> [DO THIS] Every entry below must be repeated exactly; skip the pictures.

> [Stored data entries]
────

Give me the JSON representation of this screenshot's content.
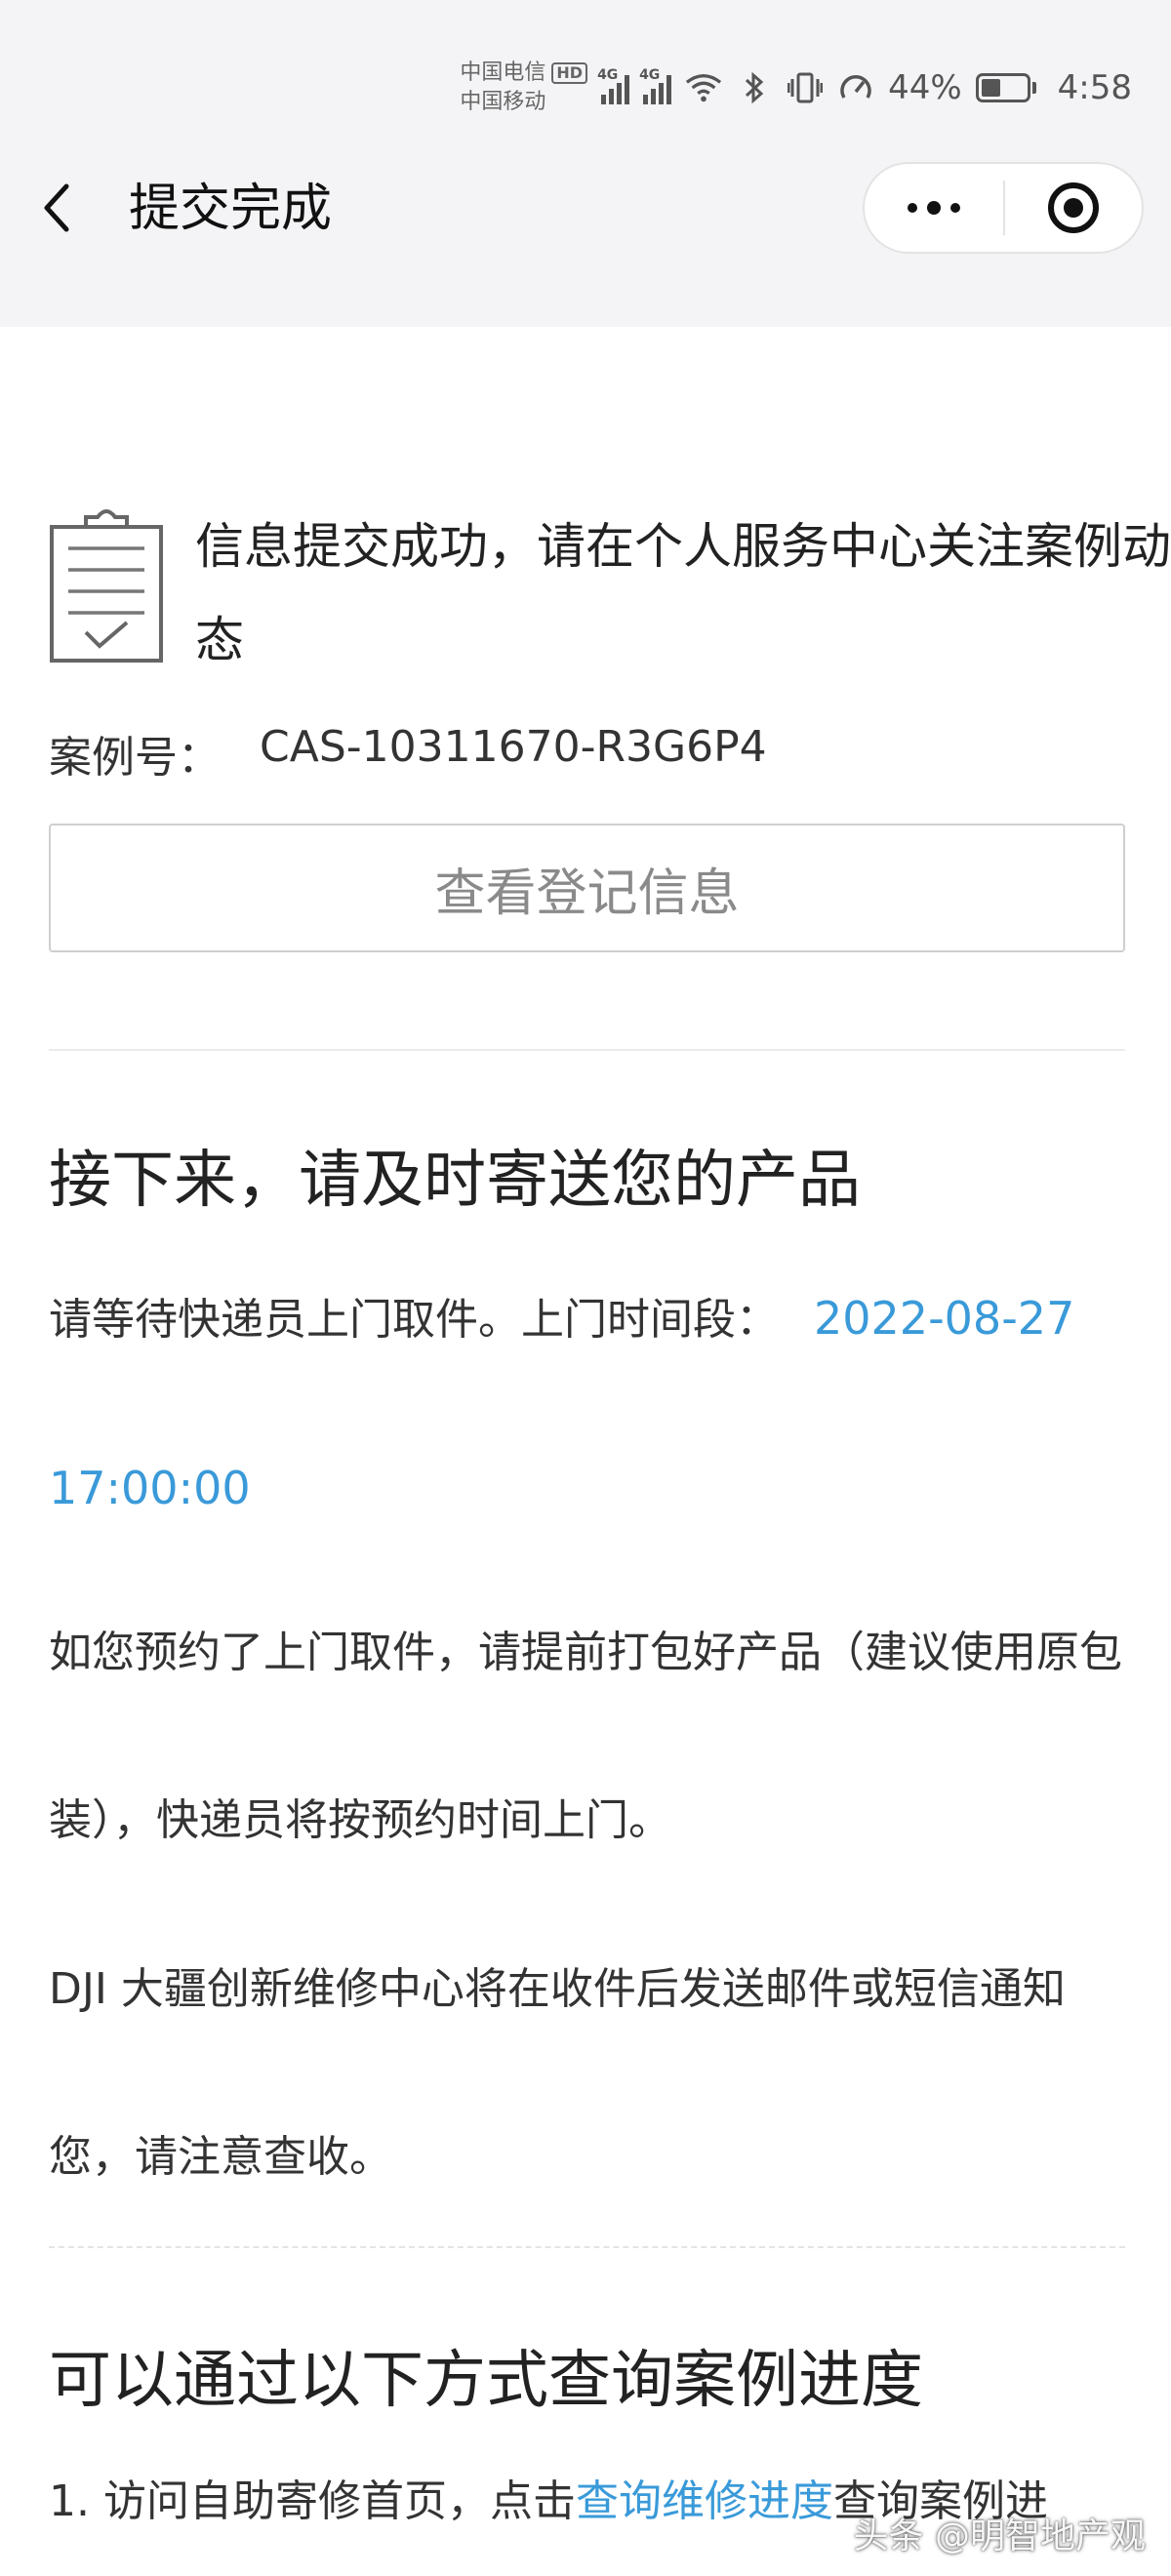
{
  "status_bar": {
    "carrier_1": "中国电信",
    "carrier_1_badge": "HD",
    "carrier_2": "中国移动",
    "network_label_1": "4G",
    "network_label_2": "4G",
    "battery_percent": "44%",
    "battery_level": 0.44,
    "time": "4:58",
    "icons": [
      "signal-icon",
      "signal-icon",
      "wifi-icon",
      "bluetooth-icon",
      "vibrate-icon",
      "speedometer-icon",
      "battery-icon"
    ]
  },
  "nav": {
    "title": "提交完成",
    "back_icon": "chevron-left-icon",
    "more_icon": "more-dots-icon",
    "close_icon": "record-icon"
  },
  "success": {
    "icon": "clipboard-check-icon",
    "message": "信息提交成功，请在个人服务中心关注案例动态",
    "case_label": "案例号：",
    "case_number": "CAS-10311670-R3G6P4",
    "view_button": "查看登记信息"
  },
  "next_steps": {
    "title": "接下来，请及时寄送您的产品",
    "wait_text": "请等待快递员上门取件。上门时间段：",
    "pickup_date": "2022-08-27",
    "pickup_time": "17:00:00",
    "pack_text": "如您预约了上门取件，请提前打包好产品（建议使用原包装），快递员将按预约时间上门。",
    "notify_text": "DJI 大疆创新维修中心将在收件后发送邮件或短信通知您，请注意查收。"
  },
  "progress": {
    "title": "可以通过以下方式查询案例进度",
    "item_1_prefix": "1. 访问自助寄修首页，点击",
    "item_1_link": "查询维修进度",
    "item_1_suffix": "查询案例进"
  },
  "watermark": "头条 @明智地产观"
}
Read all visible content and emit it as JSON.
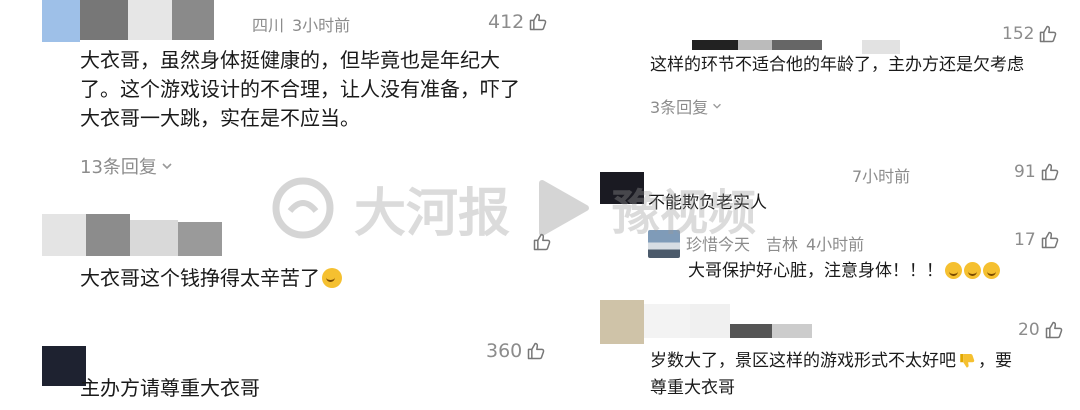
{
  "left": {
    "c1": {
      "location": "四川",
      "time": "3小时前",
      "likes": "412",
      "lines": [
        "大衣哥，虽然身体挺健康的，但毕竟也是年纪大",
        "了。这个游戏设计的不合理，让人没有准备，吓了",
        "大衣哥一大跳，实在是不应当。"
      ],
      "replies": "13条回复"
    },
    "c2": {
      "text": "大衣哥这个钱挣得太辛苦了"
    },
    "c3": {
      "likes": "360",
      "text": "主办方请尊重大衣哥"
    }
  },
  "right": {
    "r1": {
      "likes": "152",
      "text": "这样的环节不适合他的年龄了，主办方还是欠考虑",
      "replies": "3条回复"
    },
    "r2": {
      "time": "7小时前",
      "likes": "91",
      "text": "不能欺负老实人"
    },
    "r3": {
      "username": "珍惜今天",
      "location": "吉林",
      "time": "4小时前",
      "likes": "17",
      "text": "大哥保护好心脏，注意身体！！！"
    },
    "r4": {
      "likes": "20",
      "lines": [
        "岁数大了，景区这样的游戏形式不太好吧",
        "，要",
        "尊重大衣哥"
      ]
    }
  },
  "watermark": {
    "brand1": "大河报",
    "brand2": "豫视频"
  },
  "colors": {
    "text": "#1a1a1a",
    "meta": "#8c8c8c",
    "emoji": "#f5c030"
  },
  "icons": [
    "thumbs-up-icon",
    "chevron-down-icon",
    "crying-laughing-emoji",
    "thumbs-down-emoji"
  ]
}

────

> [RESULT BELOW]
Give me the JSON representation of this screenshot's content.
{
  "status_bar": {
    "carrier_1": "中国电信",
    "carrier_1_badge": "HD",
    "carrier_2": "中国移动",
    "network_label_1": "4G",
    "network_label_2": "4G",
    "battery_percent": "44%",
    "battery_level": 0.44,
    "time": "4:58",
    "icons": [
      "signal-icon",
      "signal-icon",
      "wifi-icon",
      "bluetooth-icon",
      "vibrate-icon",
      "speedometer-icon",
      "battery-icon"
    ]
  },
  "nav": {
    "title": "提交完成",
    "back_icon": "chevron-left-icon",
    "more_icon": "more-dots-icon",
    "close_icon": "record-icon"
  },
  "success": {
    "icon": "clipboard-check-icon",
    "message": "信息提交成功，请在个人服务中心关注案例动态",
    "case_label": "案例号：",
    "case_number": "CAS-10311670-R3G6P4",
    "view_button": "查看登记信息"
  },
  "next_steps": {
    "title": "接下来，请及时寄送您的产品",
    "wait_text": "请等待快递员上门取件。上门时间段：",
    "pickup_date": "2022-08-27",
    "pickup_time": "17:00:00",
    "pack_text": "如您预约了上门取件，请提前打包好产品（建议使用原包装），快递员将按预约时间上门。",
    "notify_text": "DJI 大疆创新维修中心将在收件后发送邮件或短信通知您，请注意查收。"
  },
  "progress": {
    "title": "可以通过以下方式查询案例进度",
    "item_1_prefix": "1. 访问自助寄修首页，点击",
    "item_1_link": "查询维修进度",
    "item_1_suffix": "查询案例进"
  },
  "watermark": "头条 @明智地产观"
}
Read all visible content and emit it as JSON.
{
  "left": {
    "c1": {
      "location": "四川",
      "time": "3小时前",
      "likes": "412",
      "lines": [
        "大衣哥，虽然身体挺健康的，但毕竟也是年纪大",
        "了。这个游戏设计的不合理，让人没有准备，吓了",
        "大衣哥一大跳，实在是不应当。"
      ],
      "replies": "13条回复"
    },
    "c2": {
      "text": "大衣哥这个钱挣得太辛苦了"
    },
    "c3": {
      "likes": "360",
      "text": "主办方请尊重大衣哥"
    }
  },
  "right": {
    "r1": {
      "likes": "152",
      "text": "这样的环节不适合他的年龄了，主办方还是欠考虑",
      "replies": "3条回复"
    },
    "r2": {
      "time": "7小时前",
      "likes": "91",
      "text": "不能欺负老实人"
    },
    "r3": {
      "username": "珍惜今天",
      "location": "吉林",
      "time": "4小时前",
      "likes": "17",
      "text": "大哥保护好心脏，注意身体！！！"
    },
    "r4": {
      "likes": "20",
      "lines": [
        "岁数大了，景区这样的游戏形式不太好吧",
        "，要",
        "尊重大衣哥"
      ]
    }
  },
  "watermark": {
    "brand1": "大河报",
    "brand2": "豫视频"
  },
  "colors": {
    "text": "#1a1a1a",
    "meta": "#8c8c8c",
    "emoji": "#f5c030"
  },
  "icons": [
    "thumbs-up-icon",
    "chevron-down-icon",
    "crying-laughing-emoji",
    "thumbs-down-emoji"
  ]
}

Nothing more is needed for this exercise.